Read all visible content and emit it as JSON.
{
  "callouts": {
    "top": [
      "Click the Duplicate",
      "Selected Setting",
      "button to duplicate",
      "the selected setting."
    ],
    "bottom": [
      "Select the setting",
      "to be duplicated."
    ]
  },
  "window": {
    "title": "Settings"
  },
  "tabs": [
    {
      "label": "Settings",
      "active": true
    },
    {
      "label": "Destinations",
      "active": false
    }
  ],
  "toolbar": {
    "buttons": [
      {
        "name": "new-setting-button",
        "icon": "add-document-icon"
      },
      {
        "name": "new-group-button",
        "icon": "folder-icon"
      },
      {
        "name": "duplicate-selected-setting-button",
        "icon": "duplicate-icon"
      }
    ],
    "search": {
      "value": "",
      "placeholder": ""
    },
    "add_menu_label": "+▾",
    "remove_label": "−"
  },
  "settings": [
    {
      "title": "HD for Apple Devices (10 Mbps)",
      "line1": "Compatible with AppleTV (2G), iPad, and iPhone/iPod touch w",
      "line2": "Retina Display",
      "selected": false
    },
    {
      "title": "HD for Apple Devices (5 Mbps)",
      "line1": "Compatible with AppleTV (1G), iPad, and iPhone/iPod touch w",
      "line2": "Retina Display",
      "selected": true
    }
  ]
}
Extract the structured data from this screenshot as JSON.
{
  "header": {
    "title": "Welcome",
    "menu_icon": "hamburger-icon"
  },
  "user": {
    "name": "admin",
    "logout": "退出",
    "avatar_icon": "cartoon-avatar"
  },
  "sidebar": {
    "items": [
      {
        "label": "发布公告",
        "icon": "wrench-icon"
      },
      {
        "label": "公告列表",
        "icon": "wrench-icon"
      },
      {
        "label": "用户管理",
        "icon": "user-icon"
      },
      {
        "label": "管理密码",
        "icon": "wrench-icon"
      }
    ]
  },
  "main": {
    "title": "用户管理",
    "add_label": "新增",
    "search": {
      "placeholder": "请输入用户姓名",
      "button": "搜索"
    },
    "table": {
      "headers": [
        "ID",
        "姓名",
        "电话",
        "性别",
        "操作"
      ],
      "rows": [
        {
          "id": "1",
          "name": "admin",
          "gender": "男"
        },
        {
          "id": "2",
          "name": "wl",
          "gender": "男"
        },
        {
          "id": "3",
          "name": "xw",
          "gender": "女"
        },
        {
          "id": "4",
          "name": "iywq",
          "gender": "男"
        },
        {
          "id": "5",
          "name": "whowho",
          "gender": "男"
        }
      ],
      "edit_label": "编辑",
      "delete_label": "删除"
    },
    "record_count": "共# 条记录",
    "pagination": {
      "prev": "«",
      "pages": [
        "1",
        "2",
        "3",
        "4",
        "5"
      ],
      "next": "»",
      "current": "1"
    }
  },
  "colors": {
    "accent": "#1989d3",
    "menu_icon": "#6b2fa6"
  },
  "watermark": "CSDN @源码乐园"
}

> **What is asked**:
Gather all the lines that include the word "title" and copy them out.

> **Written solution**:
    "title": "Settings"
      "title": "HD for Apple Devices (10 Mbps)",
      "title": "HD for Apple Devices (5 Mbps)",
    "title": "Welcome",
    "title": "用户管理",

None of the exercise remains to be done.